[To do] Omit the images, then print each record below exactly as it reads.

[Task input]
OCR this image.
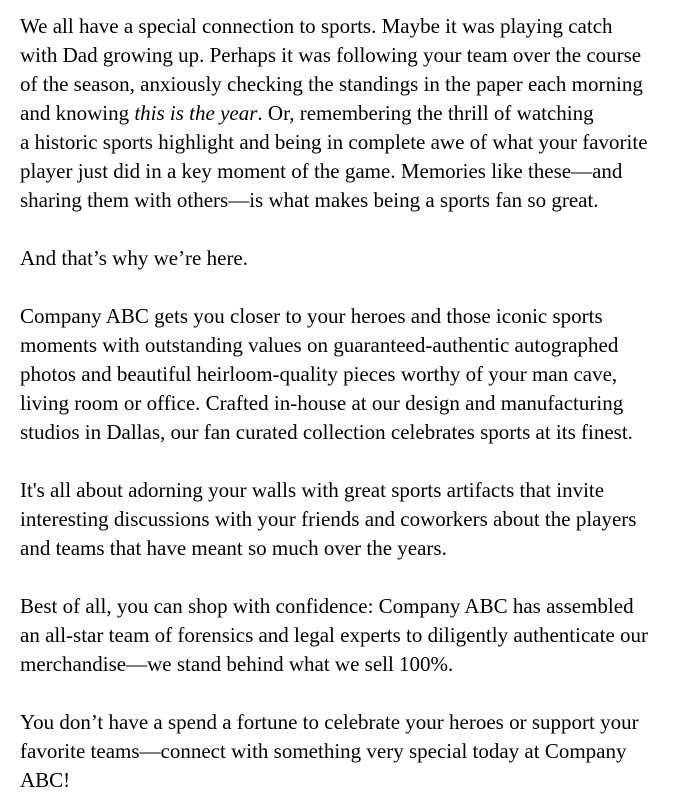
We all have a special connection to sports. Maybe it was playing catch
with Dad growing up. Perhaps it was following your team over the course
of the season, anxiously checking the standings in the paper each morning
and knowing this is the year. Or, remembering the thrill of watching
a historic sports highlight and being in complete awe of what your favorite
player just did in a key moment of the game. Memories like these—and
sharing them with others—is what makes being a sports fan so great.

And that’s why we’re here.

Company ABC gets you closer to your heroes and those iconic sports
moments with outstanding values on guaranteed-authentic autographed
photos and beautiful heirloom-quality pieces worthy of your man cave,
living room or office. Crafted in-house at our design and manufacturing
studios in Dallas, our fan curated collection celebrates sports at its finest.

It's all about adorning your walls with great sports artifacts that invite
interesting discussions with your friends and coworkers about the players
and teams that have meant so much over the years.

Best of all, you can shop with confidence: Company ABC has assembled
an all-star team of forensics and legal experts to diligently authenticate our
merchandise—we stand behind what we sell 100%.

You don’t have a spend a fortune to celebrate your heroes or support your
favorite teams—connect with something very special today at Company
ABC!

[Problem solution]
OCR this image.
We all have a special connection to sports. Maybe it was playing catch
with Dad growing up. Perhaps it was following your team over the course
of the season, anxiously checking the standings in the paper each morning
and knowing this is the year. Or, remembering the thrill of watching
a historic sports highlight and being in complete awe of what your favorite
player just did in a key moment of the game. Memories like these—and
sharing them with others—is what makes being a sports fan so great.

And that’s why we’re here.

Company ABC gets you closer to your heroes and those iconic sports
moments with outstanding values on guaranteed-authentic autographed
photos and beautiful heirloom-quality pieces worthy of your man cave,
living room or office. Crafted in-house at our design and manufacturing
studios in Dallas, our fan curated collection celebrates sports at its finest.

It's all about adorning your walls with great sports artifacts that invite
interesting discussions with your friends and coworkers about the players
and teams that have meant so much over the years.

Best of all, you can shop with confidence: Company ABC has assembled
an all-star team of forensics and legal experts to diligently authenticate our
merchandise—we stand behind what we sell 100%.

You don’t have a spend a fortune to celebrate your heroes or support your
favorite teams—connect with something very special today at Company
ABC!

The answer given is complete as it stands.